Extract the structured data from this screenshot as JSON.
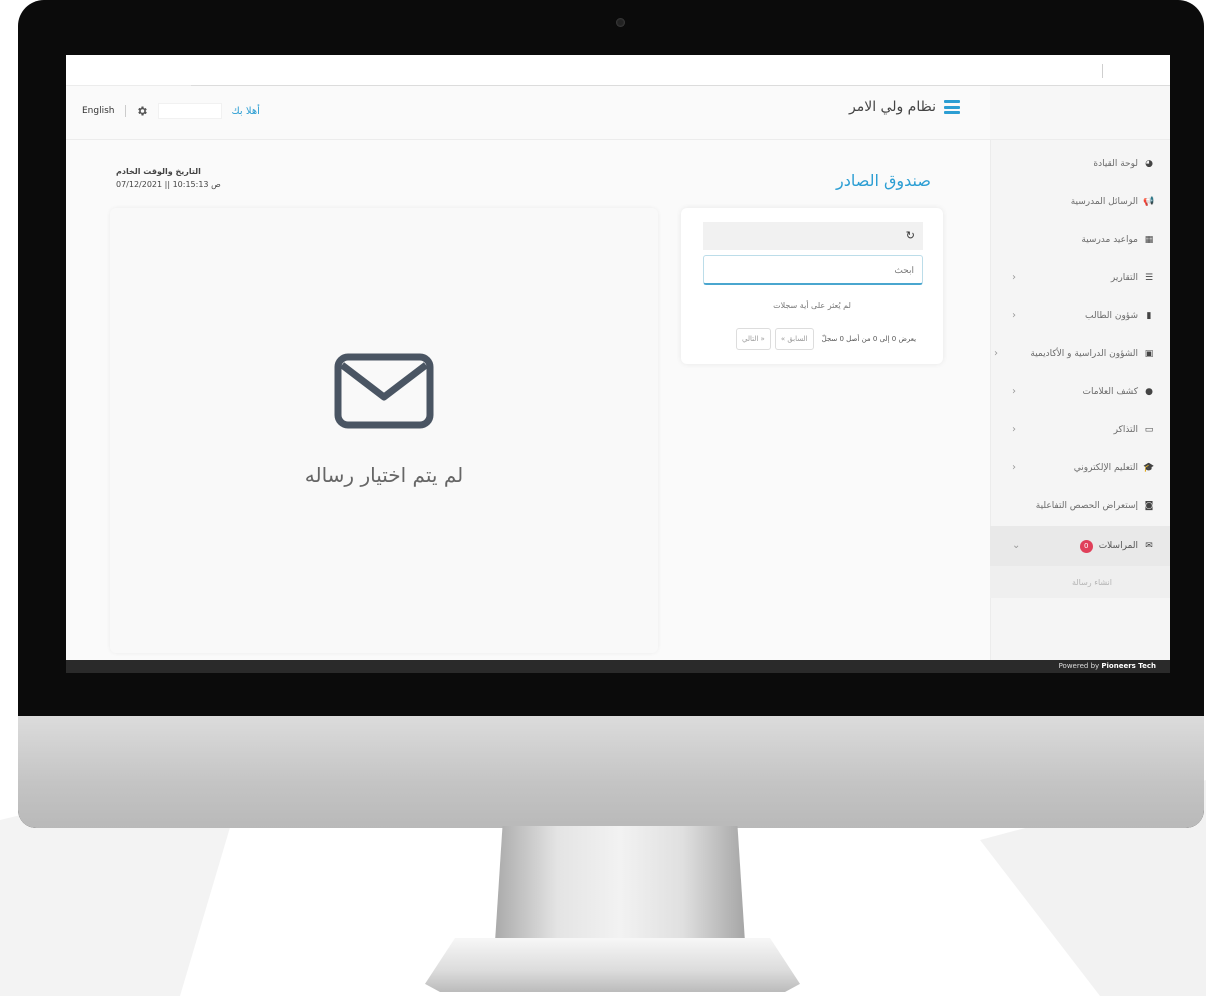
{
  "header": {
    "app_title": "نظام ولي الامر",
    "welcome": "أهلا بك",
    "language": "English"
  },
  "sidebar": {
    "items": [
      {
        "label": "لوحة القيادة",
        "icon": "dashboard-icon"
      },
      {
        "label": "الرسائل المدرسية",
        "icon": "megaphone-icon"
      },
      {
        "label": "مواعيد مدرسية",
        "icon": "calendar-icon"
      },
      {
        "label": "التقارير",
        "icon": "list-icon"
      },
      {
        "label": "شؤون الطالب",
        "icon": "book-icon"
      },
      {
        "label": "الشؤون الدراسية و الأكاديمية",
        "icon": "briefcase-icon"
      },
      {
        "label": "كشف العلامات",
        "icon": "circle-icon"
      },
      {
        "label": "التذاكر",
        "icon": "laptop-icon"
      },
      {
        "label": "التعليم الإلكتروني",
        "icon": "graduation-cap-icon"
      },
      {
        "label": "إستعراض الحصص التفاعلية",
        "icon": "camera-icon"
      },
      {
        "label": "المراسلات",
        "icon": "envelope-icon",
        "badge": "0"
      }
    ],
    "sub_item": "انشاء رسالة"
  },
  "main": {
    "page_title": "صندوق الصادر",
    "server_time_label": "التاريخ والوقت الخادم",
    "server_time_value": "07/12/2021 || 10:15:13 ص",
    "empty_message": "لم يتم اختيار رساله"
  },
  "list": {
    "search_placeholder": "ابحث",
    "no_records": "لم يُعثر على أية سجلات",
    "paging_info": "يعرض 0 إلى 0 من أصل 0 سجلّ",
    "prev_label": "السابق »",
    "next_label": "« التالي"
  },
  "footer": {
    "powered_prefix": "Powered by",
    "powered_brand": "Pioneers Tech"
  },
  "colors": {
    "accent": "#2c9ed3",
    "badge": "#e0405a"
  }
}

◆ ◆ ◆ ◆

_DESCRIPTION OF THE TASK_: Restate the whole listing above exactly, please, omitting every image.

_OUTPUT_:
Extract the structured data from this screenshot as JSON.
{
  "header": {
    "app_title": "نظام ولي الامر",
    "welcome": "أهلا بك",
    "language": "English"
  },
  "sidebar": {
    "items": [
      {
        "label": "لوحة القيادة",
        "icon": "dashboard-icon"
      },
      {
        "label": "الرسائل المدرسية",
        "icon": "megaphone-icon"
      },
      {
        "label": "مواعيد مدرسية",
        "icon": "calendar-icon"
      },
      {
        "label": "التقارير",
        "icon": "list-icon"
      },
      {
        "label": "شؤون الطالب",
        "icon": "book-icon"
      },
      {
        "label": "الشؤون الدراسية و الأكاديمية",
        "icon": "briefcase-icon"
      },
      {
        "label": "كشف العلامات",
        "icon": "circle-icon"
      },
      {
        "label": "التذاكر",
        "icon": "laptop-icon"
      },
      {
        "label": "التعليم الإلكتروني",
        "icon": "graduation-cap-icon"
      },
      {
        "label": "إستعراض الحصص التفاعلية",
        "icon": "camera-icon"
      },
      {
        "label": "المراسلات",
        "icon": "envelope-icon",
        "badge": "0"
      }
    ],
    "sub_item": "انشاء رسالة"
  },
  "main": {
    "page_title": "صندوق الصادر",
    "server_time_label": "التاريخ والوقت الخادم",
    "server_time_value": "07/12/2021 || 10:15:13 ص",
    "empty_message": "لم يتم اختيار رساله"
  },
  "list": {
    "search_placeholder": "ابحث",
    "no_records": "لم يُعثر على أية سجلات",
    "paging_info": "يعرض 0 إلى 0 من أصل 0 سجلّ",
    "prev_label": "السابق »",
    "next_label": "« التالي"
  },
  "footer": {
    "powered_prefix": "Powered by",
    "powered_brand": "Pioneers Tech"
  },
  "colors": {
    "accent": "#2c9ed3",
    "badge": "#e0405a"
  }
}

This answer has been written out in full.